* [Exercise aim]: Search the material for the string "reuters", then return every line where it is found.

****************************************

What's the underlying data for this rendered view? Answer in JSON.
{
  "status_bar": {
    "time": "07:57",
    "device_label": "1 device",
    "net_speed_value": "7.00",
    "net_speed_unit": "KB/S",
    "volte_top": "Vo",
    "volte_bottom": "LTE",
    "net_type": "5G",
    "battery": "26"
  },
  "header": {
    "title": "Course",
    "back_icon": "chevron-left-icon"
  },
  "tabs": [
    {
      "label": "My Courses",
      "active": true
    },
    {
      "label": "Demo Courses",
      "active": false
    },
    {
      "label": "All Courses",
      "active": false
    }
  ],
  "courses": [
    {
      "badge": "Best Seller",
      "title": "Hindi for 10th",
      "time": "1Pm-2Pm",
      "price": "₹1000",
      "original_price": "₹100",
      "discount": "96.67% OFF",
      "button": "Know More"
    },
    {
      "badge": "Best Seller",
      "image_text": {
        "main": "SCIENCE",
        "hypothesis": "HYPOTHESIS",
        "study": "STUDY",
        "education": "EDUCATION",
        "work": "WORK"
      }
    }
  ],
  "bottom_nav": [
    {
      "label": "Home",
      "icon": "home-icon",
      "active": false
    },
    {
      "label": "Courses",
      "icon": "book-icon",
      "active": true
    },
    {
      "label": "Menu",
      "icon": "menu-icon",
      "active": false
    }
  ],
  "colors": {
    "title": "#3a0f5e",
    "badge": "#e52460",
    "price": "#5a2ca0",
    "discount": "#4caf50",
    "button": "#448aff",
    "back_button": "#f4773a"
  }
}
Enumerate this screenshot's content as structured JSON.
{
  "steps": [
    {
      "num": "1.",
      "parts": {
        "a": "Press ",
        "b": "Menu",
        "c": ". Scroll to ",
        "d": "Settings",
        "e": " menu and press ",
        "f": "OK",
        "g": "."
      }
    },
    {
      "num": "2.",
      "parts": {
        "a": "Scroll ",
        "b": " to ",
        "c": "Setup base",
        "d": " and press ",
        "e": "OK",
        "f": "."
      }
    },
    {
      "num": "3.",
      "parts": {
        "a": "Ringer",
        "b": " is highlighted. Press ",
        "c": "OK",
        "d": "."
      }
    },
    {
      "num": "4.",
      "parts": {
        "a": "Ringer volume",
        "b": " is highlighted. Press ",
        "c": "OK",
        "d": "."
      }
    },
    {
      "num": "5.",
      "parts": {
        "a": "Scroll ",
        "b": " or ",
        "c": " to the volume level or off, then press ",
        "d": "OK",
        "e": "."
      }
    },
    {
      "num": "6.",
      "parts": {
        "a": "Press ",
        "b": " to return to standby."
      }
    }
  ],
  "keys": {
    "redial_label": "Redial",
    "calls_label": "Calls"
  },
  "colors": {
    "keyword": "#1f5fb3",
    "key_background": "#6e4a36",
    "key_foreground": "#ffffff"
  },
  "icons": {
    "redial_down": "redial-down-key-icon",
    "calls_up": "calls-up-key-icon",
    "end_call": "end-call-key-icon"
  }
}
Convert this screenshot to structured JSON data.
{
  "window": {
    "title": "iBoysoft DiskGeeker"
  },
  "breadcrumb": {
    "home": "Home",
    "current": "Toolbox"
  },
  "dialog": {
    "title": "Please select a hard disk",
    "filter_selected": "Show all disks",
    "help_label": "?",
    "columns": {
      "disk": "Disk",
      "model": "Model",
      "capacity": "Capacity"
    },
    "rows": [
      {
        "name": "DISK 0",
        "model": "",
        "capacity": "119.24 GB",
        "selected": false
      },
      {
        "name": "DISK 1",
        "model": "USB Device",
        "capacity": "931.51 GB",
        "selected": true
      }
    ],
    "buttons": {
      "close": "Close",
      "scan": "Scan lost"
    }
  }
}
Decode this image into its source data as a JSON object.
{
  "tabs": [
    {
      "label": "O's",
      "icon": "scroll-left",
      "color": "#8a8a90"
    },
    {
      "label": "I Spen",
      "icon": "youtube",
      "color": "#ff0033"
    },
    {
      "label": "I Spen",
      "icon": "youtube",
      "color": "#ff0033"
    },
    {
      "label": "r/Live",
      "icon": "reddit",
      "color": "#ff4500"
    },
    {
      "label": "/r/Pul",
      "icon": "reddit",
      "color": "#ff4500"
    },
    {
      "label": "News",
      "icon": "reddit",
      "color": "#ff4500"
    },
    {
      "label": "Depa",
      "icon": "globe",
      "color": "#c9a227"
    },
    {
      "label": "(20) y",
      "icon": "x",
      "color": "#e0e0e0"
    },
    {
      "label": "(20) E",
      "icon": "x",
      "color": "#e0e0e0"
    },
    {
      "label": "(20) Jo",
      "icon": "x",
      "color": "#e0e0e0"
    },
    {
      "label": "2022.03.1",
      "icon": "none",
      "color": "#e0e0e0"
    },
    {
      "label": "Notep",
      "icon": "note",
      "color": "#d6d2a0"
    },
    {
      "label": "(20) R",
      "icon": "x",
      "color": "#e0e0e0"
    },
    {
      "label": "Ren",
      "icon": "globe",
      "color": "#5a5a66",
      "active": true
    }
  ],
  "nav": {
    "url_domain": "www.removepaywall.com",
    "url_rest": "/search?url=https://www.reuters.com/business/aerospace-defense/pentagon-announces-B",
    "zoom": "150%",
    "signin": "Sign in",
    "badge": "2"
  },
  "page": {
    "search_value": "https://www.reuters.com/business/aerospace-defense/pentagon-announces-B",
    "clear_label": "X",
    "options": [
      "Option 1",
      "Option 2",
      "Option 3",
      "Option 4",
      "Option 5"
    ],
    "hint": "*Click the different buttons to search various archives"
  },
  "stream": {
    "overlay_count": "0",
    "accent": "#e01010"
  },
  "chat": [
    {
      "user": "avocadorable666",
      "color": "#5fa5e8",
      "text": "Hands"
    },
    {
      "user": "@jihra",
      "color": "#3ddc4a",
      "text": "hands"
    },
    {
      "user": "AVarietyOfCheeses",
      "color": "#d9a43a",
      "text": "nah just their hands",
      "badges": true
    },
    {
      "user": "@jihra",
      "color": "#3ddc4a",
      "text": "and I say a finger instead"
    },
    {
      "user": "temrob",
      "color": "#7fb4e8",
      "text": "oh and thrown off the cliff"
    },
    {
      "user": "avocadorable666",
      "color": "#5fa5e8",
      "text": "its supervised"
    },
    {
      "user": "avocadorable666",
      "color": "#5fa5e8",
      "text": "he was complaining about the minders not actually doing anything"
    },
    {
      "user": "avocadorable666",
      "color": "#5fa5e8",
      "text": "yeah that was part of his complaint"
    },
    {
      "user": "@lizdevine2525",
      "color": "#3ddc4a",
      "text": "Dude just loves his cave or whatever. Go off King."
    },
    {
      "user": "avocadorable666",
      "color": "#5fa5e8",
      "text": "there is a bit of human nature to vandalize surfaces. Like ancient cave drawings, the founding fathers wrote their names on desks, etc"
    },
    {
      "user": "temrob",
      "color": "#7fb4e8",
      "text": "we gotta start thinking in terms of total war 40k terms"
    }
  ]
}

****************************************

* [Correct result]:
    "url_rest": "/search?url=https://www.reuters.com/business/aerospace-defense/pentagon-announces-B",
    "search_value": "https://www.reuters.com/business/aerospace-defense/pentagon-announces-B",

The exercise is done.